## Begin DATA TO USE

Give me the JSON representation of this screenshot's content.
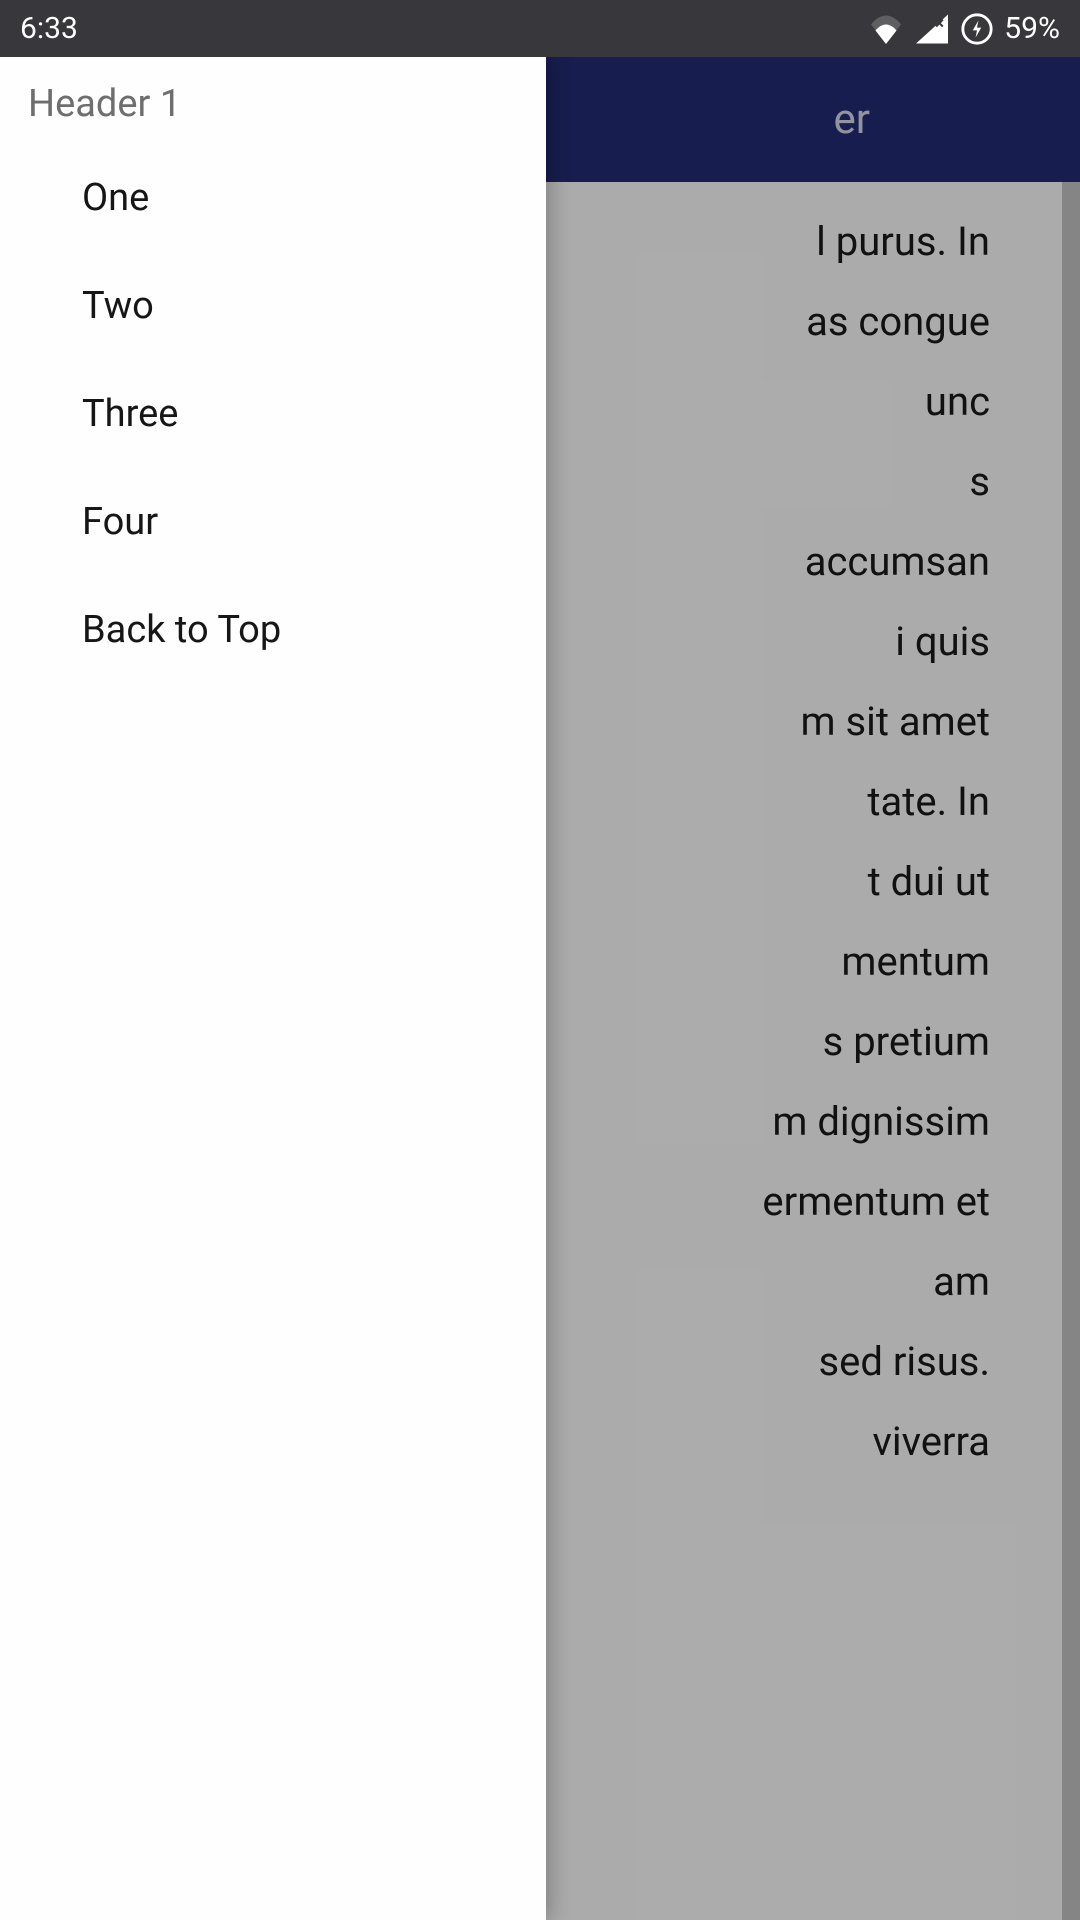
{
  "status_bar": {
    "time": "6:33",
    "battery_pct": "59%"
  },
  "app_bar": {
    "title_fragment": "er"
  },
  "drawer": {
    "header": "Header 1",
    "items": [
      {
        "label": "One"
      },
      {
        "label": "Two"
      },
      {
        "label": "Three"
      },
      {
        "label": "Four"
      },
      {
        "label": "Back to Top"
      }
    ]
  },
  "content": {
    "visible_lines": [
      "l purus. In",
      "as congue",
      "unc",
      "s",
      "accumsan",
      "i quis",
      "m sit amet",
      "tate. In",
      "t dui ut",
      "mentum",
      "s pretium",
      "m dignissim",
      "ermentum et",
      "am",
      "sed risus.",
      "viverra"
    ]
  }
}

## End DATA TO USE
## Begin DATA TO USE

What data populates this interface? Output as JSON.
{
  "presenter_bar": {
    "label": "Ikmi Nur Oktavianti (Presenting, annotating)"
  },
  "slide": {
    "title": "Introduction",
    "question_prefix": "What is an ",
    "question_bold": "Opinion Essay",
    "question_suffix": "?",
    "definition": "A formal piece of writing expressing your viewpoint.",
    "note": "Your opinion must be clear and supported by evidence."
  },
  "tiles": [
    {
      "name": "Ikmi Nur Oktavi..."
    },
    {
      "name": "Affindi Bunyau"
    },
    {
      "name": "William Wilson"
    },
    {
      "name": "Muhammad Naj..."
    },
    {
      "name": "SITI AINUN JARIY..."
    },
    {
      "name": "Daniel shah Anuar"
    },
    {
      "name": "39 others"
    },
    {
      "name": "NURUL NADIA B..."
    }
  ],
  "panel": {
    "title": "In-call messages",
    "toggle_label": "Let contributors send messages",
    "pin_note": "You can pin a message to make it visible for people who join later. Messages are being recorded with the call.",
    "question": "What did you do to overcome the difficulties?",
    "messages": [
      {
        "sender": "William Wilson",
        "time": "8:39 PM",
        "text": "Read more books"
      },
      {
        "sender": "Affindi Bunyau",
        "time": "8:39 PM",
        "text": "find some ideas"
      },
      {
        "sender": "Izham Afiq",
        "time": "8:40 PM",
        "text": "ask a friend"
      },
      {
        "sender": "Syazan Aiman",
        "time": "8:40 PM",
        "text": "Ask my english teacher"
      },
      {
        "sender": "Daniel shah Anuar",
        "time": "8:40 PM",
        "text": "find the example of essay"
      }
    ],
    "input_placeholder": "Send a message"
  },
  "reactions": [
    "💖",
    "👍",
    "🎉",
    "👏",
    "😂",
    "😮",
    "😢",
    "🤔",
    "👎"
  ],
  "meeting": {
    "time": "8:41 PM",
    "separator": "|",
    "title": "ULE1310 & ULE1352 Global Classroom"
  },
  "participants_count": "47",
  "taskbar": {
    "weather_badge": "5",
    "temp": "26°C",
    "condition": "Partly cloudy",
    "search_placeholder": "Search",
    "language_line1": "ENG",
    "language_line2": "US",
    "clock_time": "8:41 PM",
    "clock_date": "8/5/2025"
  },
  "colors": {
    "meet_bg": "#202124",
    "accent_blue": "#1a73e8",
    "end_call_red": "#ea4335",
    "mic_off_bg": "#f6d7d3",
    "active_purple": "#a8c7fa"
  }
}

## End DATA TO USE

How many lines in these records hold the string "this"? Reply with the number alone.

2